Work required:
Repeat every line of the listing below exactly, minus the pictures.
** BEGIN Extracted information **
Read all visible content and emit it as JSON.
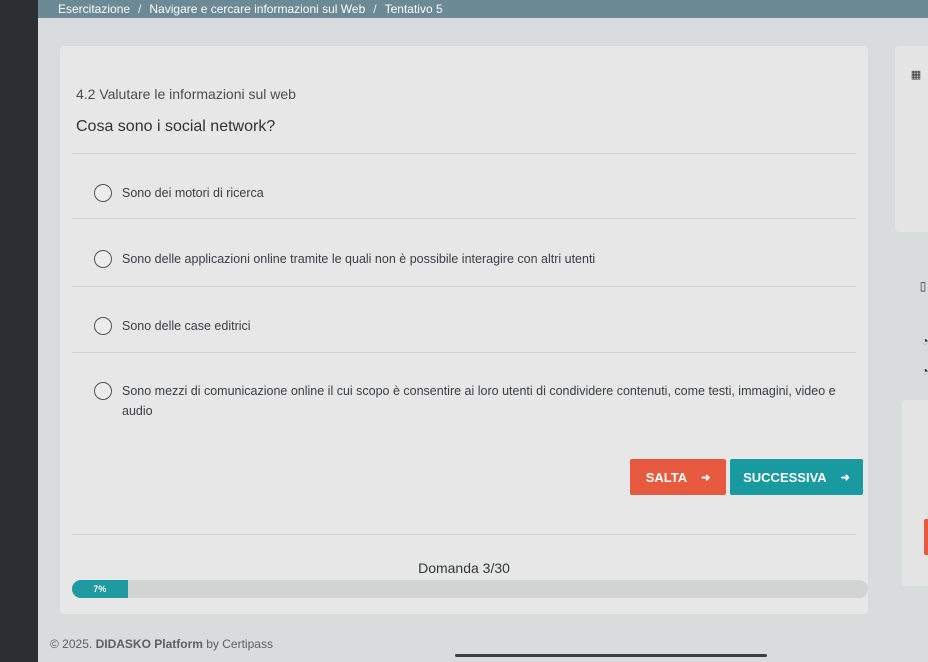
{
  "breadcrumb": {
    "items": [
      "Esercitazione",
      "Navigare e cercare informazioni sul Web",
      "Tentativo 5"
    ],
    "separator": "/"
  },
  "quiz": {
    "section_title": "4.2 Valutare le informazioni sul web",
    "question": "Cosa sono i social network?",
    "options": [
      "Sono dei motori di ricerca",
      "Sono delle applicazioni online tramite le quali non è possibile interagire con altri utenti",
      "Sono delle case editrici",
      "Sono mezzi di comunicazione online il cui scopo è consentire ai loro utenti di condividere contenuti, come testi, immagini, video e audio"
    ],
    "skip_label": "SALTA",
    "next_label": "SUCCESSIVA",
    "counter": "Domanda 3/30",
    "progress_label": "7%",
    "progress_fraction": 0.07
  },
  "footer": {
    "copyright": "© 2025.",
    "platform": "DIDASKO Platform",
    "by": "by Certipass"
  },
  "colors": {
    "topbar": "#6b8a95",
    "skip_button": "#e85a3f",
    "next_button": "#199aa0",
    "progress": "#1e9aa0"
  },
  "icons": {
    "arrow": "arrow-right-icon",
    "side": [
      "calculator-icon",
      "document-icon",
      "clock-icon",
      "clock-icon"
    ]
  }
}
** END Extracted information **
Exercise solution:
Read all visible content and emit it as JSON.
{
  "breadcrumb": {
    "items": [
      "Esercitazione",
      "Navigare e cercare informazioni sul Web",
      "Tentativo 5"
    ],
    "separator": "/"
  },
  "quiz": {
    "section_title": "4.2 Valutare le informazioni sul web",
    "question": "Cosa sono i social network?",
    "options": [
      "Sono dei motori di ricerca",
      "Sono delle applicazioni online tramite le quali non è possibile interagire con altri utenti",
      "Sono delle case editrici",
      "Sono mezzi di comunicazione online il cui scopo è consentire ai loro utenti di condividere contenuti, come testi, immagini, video e audio"
    ],
    "skip_label": "SALTA",
    "next_label": "SUCCESSIVA",
    "counter": "Domanda 3/30",
    "progress_label": "7%",
    "progress_fraction": 0.07
  },
  "footer": {
    "copyright": "© 2025.",
    "platform": "DIDASKO Platform",
    "by": "by Certipass"
  },
  "colors": {
    "topbar": "#6b8a95",
    "skip_button": "#e85a3f",
    "next_button": "#199aa0",
    "progress": "#1e9aa0"
  },
  "icons": {
    "arrow": "arrow-right-icon",
    "side": [
      "calculator-icon",
      "document-icon",
      "clock-icon",
      "clock-icon"
    ]
  }
}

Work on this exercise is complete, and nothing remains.